▸ Your goal
Pick up the article on Kashmiri rugs after its last sentence and write the next part.

Selected passage Start Marker

= Kashmiri rug =

A Kashmir rug is a hand-knotted oriental rug from Kashmir Valley in the Indian administered portion of the disputed Kashmir region, which is associated with Kashmiri handicrafts. Kashmir rugs or carpets have intricate designs that are primarily oriental, floral style in a range of colors, sizes and quality.

== Name ==
The Kashmiri( /kaʃˈmɪəri/ ) word denotes a native or inhabitant of Kashmir. It also refers to the language of Kashmir. Rug ( /rʌɡ/ ) word is recognised with the floor covering of thick woven material ("an oriental rug").

== Manufacturing ==
Kashmir carpets are handmade, hand-knotted, and are primarily made using pure wool, pure silk and occasionally wool and silk blends. These are available in wide-ranging colors, designs and sizes.

Kashmir rugs are primarily made in the vicinity of Srinagar, Kashmir and neighboring villages in rural parts of Kashmir. Kashmir rugs are one of the most sought-after artworks by connoisseurs around the world owing to their exceptional workmanship.

Kashmir rugs are available in a range of standard sizes, such as 3'x2', 4'x2'6", 5'x3', 6'x4', 7'x5', 10'x8', 12'x9', 14'x10', 15'x12' and 18'x12'. Larger sizes than these dimensions are mostly custom-made.

Selected passage End Marker
Supplied data Start Marker

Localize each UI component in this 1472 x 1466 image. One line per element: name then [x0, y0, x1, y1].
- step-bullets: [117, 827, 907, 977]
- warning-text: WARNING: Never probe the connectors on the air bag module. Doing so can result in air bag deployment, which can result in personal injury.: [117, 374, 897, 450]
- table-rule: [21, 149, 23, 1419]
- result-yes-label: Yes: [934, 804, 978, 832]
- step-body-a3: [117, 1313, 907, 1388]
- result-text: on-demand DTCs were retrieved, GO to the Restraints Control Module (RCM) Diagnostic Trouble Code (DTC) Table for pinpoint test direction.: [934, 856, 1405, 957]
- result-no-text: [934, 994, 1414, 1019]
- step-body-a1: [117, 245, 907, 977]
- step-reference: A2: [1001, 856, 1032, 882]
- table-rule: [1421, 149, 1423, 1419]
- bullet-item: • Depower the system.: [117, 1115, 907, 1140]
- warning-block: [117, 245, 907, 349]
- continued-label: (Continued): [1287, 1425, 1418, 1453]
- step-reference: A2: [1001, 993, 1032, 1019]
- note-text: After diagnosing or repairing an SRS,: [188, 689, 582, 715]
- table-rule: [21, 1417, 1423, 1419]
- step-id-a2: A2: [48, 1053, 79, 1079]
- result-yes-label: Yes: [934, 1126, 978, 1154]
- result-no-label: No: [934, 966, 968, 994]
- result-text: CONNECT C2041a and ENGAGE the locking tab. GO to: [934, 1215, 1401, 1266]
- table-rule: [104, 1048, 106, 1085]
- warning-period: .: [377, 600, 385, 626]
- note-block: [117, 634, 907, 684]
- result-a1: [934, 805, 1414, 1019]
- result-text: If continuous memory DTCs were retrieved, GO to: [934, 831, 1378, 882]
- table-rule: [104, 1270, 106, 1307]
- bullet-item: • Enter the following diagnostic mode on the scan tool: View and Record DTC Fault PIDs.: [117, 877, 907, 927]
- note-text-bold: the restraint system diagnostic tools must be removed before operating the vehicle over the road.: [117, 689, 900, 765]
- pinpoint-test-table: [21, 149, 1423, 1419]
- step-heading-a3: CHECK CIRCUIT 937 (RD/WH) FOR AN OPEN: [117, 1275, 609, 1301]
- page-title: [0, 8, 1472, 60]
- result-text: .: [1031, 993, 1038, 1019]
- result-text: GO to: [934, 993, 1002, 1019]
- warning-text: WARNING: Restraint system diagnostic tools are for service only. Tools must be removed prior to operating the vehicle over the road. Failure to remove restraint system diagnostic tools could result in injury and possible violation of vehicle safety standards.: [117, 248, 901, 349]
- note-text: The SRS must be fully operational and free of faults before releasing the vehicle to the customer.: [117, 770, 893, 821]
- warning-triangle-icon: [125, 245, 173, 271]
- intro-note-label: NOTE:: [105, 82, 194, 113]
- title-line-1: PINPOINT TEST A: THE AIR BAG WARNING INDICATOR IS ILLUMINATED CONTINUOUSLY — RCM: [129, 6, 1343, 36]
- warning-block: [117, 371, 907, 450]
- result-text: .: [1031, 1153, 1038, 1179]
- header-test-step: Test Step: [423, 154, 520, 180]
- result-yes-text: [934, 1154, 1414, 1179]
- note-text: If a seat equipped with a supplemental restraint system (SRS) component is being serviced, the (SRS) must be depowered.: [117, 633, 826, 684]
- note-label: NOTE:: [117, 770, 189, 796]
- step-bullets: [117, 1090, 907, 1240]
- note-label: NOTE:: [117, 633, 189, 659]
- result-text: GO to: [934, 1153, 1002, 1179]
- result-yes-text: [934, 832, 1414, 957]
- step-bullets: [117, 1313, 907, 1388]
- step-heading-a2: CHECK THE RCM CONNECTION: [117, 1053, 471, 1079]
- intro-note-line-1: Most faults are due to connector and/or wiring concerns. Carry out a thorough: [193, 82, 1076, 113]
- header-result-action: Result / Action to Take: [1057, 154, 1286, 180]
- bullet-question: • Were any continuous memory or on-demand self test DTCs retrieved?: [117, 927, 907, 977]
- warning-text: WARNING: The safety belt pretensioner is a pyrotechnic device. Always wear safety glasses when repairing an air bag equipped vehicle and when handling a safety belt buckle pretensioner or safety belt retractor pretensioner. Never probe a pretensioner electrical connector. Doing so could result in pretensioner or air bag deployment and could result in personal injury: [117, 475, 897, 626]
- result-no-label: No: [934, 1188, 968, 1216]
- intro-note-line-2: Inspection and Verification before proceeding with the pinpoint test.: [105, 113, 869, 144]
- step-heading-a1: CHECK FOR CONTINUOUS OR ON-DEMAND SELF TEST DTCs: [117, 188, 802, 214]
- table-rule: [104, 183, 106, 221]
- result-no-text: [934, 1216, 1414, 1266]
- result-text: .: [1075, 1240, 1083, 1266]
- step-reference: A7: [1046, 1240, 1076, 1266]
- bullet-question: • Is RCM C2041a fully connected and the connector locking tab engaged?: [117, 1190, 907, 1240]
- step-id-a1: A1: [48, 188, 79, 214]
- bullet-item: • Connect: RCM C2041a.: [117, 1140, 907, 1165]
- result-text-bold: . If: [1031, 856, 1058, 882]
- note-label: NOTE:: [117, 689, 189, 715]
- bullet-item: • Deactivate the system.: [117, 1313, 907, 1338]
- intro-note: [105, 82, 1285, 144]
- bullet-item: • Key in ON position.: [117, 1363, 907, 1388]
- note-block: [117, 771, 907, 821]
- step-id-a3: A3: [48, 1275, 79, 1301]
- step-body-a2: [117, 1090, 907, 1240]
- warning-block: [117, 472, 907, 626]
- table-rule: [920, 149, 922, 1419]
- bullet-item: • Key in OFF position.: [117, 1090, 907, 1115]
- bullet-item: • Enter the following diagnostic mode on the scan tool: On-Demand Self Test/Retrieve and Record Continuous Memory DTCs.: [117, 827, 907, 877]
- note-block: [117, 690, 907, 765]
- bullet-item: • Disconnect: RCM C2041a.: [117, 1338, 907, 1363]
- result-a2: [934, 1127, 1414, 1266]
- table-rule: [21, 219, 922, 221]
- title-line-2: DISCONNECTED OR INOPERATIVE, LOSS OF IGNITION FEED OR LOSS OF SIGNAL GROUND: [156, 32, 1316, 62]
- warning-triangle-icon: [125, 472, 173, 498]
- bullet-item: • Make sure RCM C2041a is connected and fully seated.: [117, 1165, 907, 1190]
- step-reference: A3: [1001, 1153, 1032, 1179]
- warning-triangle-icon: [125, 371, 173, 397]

Supplied data End Marker

▸ Result of the exercise
== Designs ==
Kashmir rugs are renowned to have bright, jewel-like color tones such as sapphire blue, ruby red, emerald green, aquamarine, amethyst, and ivory. Rugs from Kashmir are traditionally made in oriental, floral designs that typically involve significant and culturally important motifs such as the paisley, chinar tree, (the oriental plane) and tree-of-life. Most of these designs are rooted in the Kashmiri way of life and are a symbolic representation of the age-old Kashmir tradition of hospitality, warmth, and love.

It is often said in Kashmir that a home is incomplete without a soul - a Kashmir carpet. The ethos of Kashmir culture is often represented in the motifs of a Kashmir rug.

Rugs of Kashmir have always found more appeal due to their quaint designs and an interesting blend of classic colors inspired by the cultural microcosm of Kashmir and at times the colors were contemporary in nature that made carpets of Kashmir widely popular across North America, South Asia and Europe.